Dataset records on visual material

***

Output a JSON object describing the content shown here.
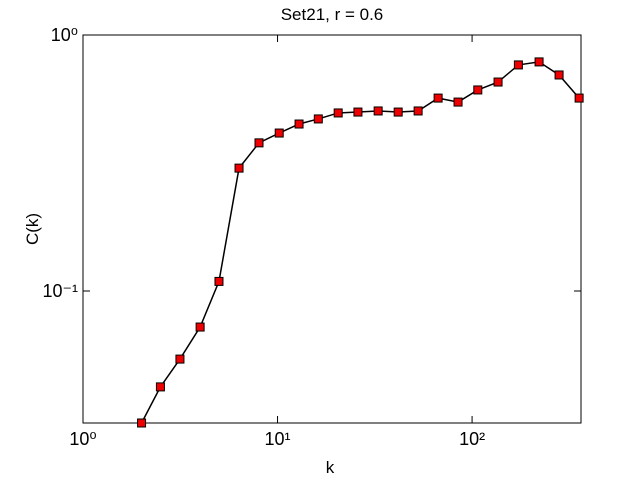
{
  "chart_data": {
    "type": "line",
    "title": "Set21, r = 0.6",
    "xlabel": "k",
    "ylabel": "C(k)",
    "x": [
      2,
      2.5,
      3.15,
      4,
      5,
      6.34,
      8.03,
      10.2,
      12.9,
      16.2,
      20.5,
      25.9,
      32.9,
      41.7,
      52.8,
      66.9,
      84.7,
      107,
      136,
      173,
      221,
      280,
      355
    ],
    "series": [
      {
        "name": "C(k)",
        "color": "#ee0000",
        "values": [
          0.0305,
          0.0422,
          0.0542,
          0.0723,
          0.109,
          0.302,
          0.379,
          0.414,
          0.449,
          0.47,
          0.496,
          0.5,
          0.505,
          0.5,
          0.505,
          0.567,
          0.547,
          0.61,
          0.655,
          0.764,
          0.785,
          0.698,
          0.567
        ]
      }
    ],
    "xscale": "log",
    "yscale": "log",
    "xlim": [
      1,
      363
    ],
    "ylim": [
      0.0305,
      1
    ],
    "xticks": [
      {
        "value": 1,
        "label": "10⁰"
      },
      {
        "value": 10,
        "label": "10¹"
      },
      {
        "value": 100,
        "label": "10²"
      }
    ],
    "yticks": [
      {
        "value": 0.1,
        "label": "10⁻¹"
      },
      {
        "value": 1,
        "label": "10⁰"
      }
    ],
    "grid": false
  }
}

***

Stated exercise — Drop the images and repeat the data exactly.

Answer for this exercise —
Output a JSON object describing the content shown here.
{
  "chart_data": {
    "type": "line",
    "title": "Set21, r = 0.6",
    "xlabel": "k",
    "ylabel": "C(k)",
    "x": [
      2,
      2.5,
      3.15,
      4,
      5,
      6.34,
      8.03,
      10.2,
      12.9,
      16.2,
      20.5,
      25.9,
      32.9,
      41.7,
      52.8,
      66.9,
      84.7,
      107,
      136,
      173,
      221,
      280,
      355
    ],
    "series": [
      {
        "name": "C(k)",
        "color": "#ee0000",
        "values": [
          0.0305,
          0.0422,
          0.0542,
          0.0723,
          0.109,
          0.302,
          0.379,
          0.414,
          0.449,
          0.47,
          0.496,
          0.5,
          0.505,
          0.5,
          0.505,
          0.567,
          0.547,
          0.61,
          0.655,
          0.764,
          0.785,
          0.698,
          0.567
        ]
      }
    ],
    "xscale": "log",
    "yscale": "log",
    "xlim": [
      1,
      363
    ],
    "ylim": [
      0.0305,
      1
    ],
    "xticks": [
      {
        "value": 1,
        "label": "10⁰"
      },
      {
        "value": 10,
        "label": "10¹"
      },
      {
        "value": 100,
        "label": "10²"
      }
    ],
    "yticks": [
      {
        "value": 0.1,
        "label": "10⁻¹"
      },
      {
        "value": 1,
        "label": "10⁰"
      }
    ],
    "grid": false
  }
}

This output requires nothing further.